Collected data entries
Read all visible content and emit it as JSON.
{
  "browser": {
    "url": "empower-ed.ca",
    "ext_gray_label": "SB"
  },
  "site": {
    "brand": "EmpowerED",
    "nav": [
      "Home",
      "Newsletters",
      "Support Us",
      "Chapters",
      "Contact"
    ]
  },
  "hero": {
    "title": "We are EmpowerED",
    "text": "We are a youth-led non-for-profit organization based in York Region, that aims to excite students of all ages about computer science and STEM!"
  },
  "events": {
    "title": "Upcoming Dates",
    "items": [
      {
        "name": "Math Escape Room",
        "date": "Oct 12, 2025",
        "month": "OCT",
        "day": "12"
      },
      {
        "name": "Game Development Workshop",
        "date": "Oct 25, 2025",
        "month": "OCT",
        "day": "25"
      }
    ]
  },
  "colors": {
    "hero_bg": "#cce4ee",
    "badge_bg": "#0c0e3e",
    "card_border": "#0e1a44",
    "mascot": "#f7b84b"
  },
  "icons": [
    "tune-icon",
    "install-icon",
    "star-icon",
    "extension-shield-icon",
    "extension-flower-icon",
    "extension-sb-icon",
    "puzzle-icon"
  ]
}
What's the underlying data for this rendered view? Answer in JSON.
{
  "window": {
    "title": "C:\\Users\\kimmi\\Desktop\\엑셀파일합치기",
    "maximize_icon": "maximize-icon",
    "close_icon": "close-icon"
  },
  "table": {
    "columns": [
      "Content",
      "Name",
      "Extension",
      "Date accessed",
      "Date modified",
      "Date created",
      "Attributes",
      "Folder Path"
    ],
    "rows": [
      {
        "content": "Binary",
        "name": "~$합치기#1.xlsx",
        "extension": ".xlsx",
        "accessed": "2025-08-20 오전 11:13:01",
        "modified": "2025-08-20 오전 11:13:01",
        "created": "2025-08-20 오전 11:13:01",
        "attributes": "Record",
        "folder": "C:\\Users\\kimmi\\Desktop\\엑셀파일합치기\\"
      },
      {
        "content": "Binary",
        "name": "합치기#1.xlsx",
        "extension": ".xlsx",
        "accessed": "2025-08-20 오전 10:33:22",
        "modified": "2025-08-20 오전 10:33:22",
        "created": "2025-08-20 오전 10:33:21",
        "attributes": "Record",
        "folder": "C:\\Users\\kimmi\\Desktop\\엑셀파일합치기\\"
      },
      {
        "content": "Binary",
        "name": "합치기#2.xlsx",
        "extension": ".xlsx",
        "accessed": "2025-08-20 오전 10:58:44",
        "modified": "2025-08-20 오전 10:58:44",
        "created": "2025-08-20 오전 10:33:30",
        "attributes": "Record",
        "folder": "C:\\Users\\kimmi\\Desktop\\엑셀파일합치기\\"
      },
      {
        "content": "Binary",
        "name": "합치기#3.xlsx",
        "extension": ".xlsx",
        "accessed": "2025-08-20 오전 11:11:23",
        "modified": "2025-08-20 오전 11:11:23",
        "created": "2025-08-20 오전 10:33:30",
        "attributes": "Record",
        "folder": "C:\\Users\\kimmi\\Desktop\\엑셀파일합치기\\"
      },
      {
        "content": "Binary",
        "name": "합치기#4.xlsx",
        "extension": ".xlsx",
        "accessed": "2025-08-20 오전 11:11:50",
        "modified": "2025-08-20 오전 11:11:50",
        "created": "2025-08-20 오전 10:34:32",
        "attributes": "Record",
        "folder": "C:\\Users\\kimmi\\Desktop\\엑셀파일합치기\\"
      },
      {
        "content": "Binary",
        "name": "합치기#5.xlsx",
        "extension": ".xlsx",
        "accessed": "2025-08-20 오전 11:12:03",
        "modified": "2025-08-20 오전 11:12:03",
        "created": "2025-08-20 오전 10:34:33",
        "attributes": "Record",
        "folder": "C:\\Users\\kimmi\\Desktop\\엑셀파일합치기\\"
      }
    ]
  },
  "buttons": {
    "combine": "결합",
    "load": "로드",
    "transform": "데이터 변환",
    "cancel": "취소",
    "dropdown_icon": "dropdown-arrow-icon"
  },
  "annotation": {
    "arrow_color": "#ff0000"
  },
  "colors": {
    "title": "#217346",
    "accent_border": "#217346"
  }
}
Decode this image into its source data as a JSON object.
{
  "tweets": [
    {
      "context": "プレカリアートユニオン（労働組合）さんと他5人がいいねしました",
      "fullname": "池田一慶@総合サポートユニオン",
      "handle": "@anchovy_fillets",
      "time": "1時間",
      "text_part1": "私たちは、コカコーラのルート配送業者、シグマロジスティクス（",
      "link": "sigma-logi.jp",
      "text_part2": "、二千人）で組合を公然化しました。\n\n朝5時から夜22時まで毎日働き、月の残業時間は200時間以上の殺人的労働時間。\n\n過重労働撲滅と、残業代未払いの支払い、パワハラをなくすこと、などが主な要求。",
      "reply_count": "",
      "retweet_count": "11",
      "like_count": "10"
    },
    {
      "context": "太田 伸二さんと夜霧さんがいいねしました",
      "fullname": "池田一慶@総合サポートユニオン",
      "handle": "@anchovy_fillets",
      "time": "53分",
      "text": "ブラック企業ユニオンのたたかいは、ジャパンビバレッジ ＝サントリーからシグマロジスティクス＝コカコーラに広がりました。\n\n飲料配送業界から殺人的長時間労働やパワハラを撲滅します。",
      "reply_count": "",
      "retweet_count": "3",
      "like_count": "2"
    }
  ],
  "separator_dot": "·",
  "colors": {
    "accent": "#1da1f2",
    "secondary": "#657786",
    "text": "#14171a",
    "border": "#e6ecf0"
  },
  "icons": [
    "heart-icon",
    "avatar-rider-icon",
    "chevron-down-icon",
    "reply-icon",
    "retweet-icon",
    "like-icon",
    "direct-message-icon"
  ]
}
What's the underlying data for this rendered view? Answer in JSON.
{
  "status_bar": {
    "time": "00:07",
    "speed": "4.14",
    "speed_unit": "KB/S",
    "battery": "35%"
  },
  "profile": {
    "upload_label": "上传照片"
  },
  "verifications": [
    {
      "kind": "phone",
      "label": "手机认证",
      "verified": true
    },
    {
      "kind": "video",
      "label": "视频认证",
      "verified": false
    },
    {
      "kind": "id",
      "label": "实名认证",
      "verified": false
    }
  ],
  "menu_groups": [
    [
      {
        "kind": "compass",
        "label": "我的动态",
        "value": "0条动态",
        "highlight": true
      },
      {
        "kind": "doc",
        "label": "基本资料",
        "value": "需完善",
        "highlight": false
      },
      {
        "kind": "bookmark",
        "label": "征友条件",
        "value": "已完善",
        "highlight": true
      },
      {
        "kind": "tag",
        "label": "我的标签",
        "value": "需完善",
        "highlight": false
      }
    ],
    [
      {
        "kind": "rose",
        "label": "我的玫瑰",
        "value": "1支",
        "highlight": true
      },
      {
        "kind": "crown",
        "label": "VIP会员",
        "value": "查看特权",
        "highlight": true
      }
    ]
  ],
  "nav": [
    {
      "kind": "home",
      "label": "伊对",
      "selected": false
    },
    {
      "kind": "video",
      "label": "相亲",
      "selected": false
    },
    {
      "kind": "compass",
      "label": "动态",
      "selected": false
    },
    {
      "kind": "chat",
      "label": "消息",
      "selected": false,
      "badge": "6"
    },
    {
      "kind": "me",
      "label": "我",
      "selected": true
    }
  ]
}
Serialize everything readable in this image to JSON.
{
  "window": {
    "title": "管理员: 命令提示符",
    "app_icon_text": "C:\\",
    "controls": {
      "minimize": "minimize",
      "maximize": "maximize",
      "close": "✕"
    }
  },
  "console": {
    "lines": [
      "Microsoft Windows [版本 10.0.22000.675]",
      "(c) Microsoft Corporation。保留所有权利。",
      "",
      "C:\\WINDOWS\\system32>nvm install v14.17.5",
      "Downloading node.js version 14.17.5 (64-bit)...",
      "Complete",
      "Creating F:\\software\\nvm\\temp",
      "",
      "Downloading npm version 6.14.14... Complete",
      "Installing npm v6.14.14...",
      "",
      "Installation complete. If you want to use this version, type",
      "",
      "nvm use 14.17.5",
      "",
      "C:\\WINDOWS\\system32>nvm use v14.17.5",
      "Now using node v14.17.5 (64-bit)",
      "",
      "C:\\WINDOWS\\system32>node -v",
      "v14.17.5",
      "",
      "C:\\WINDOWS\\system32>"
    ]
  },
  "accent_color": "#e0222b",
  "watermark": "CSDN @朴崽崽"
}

» Exercise prompt:
Using the data above, copy each line that contains "Microsoft".

» Right answer:
      "Microsoft Windows [版本 10.0.22000.675]",
      "(c) Microsoft Corporation。保留所有权利。",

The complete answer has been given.